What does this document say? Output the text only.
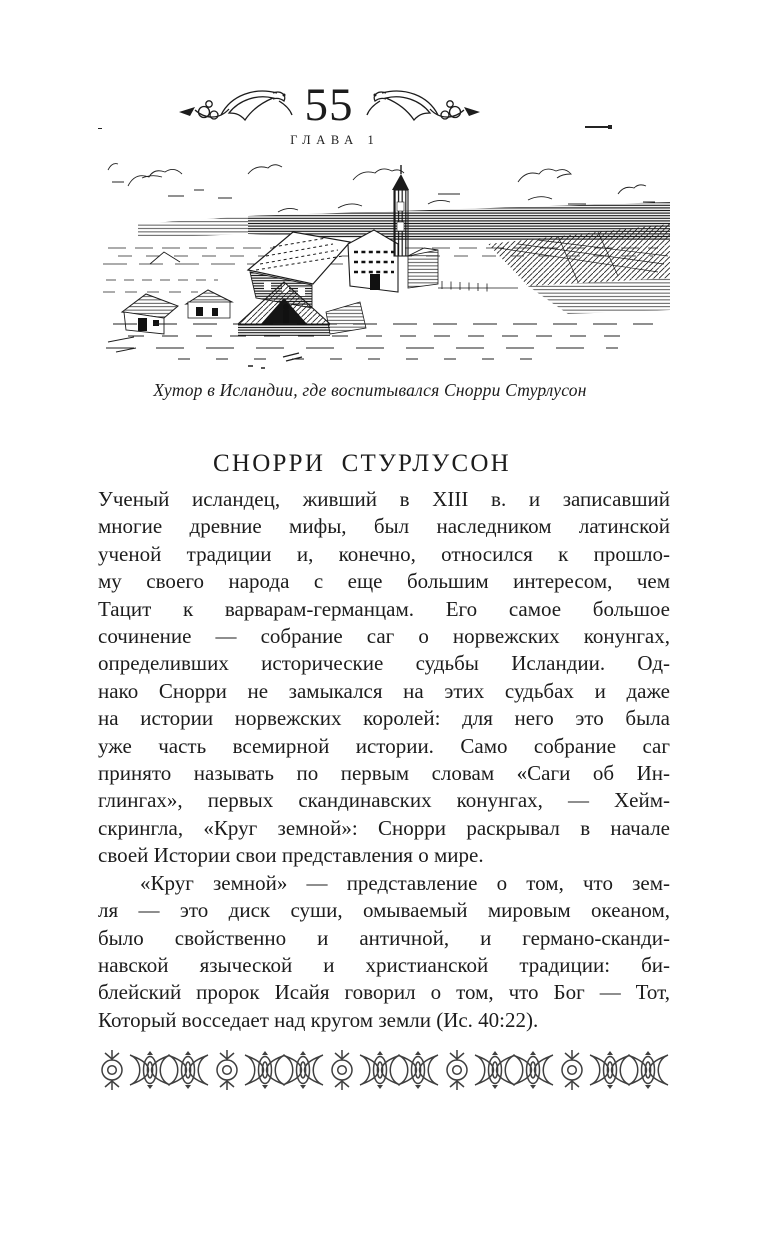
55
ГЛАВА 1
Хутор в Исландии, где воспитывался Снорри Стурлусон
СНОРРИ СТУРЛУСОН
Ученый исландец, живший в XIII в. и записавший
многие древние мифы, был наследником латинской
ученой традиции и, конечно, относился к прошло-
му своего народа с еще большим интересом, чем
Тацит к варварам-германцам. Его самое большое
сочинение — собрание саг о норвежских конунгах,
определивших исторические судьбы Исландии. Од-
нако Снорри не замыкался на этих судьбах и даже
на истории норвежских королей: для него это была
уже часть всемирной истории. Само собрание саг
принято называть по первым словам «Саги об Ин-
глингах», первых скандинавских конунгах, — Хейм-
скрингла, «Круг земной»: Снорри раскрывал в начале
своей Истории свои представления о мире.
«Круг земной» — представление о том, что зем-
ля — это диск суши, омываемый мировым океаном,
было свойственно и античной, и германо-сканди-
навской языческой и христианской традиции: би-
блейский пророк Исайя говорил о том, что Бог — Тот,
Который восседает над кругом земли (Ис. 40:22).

◆ ◆ ◆ ◆ ◆

| THE EXERCISE |
Looking at the records above, say how many lines hold the string "конунгах". Write nothing but the number.

| REPLY TO THE TASK |
2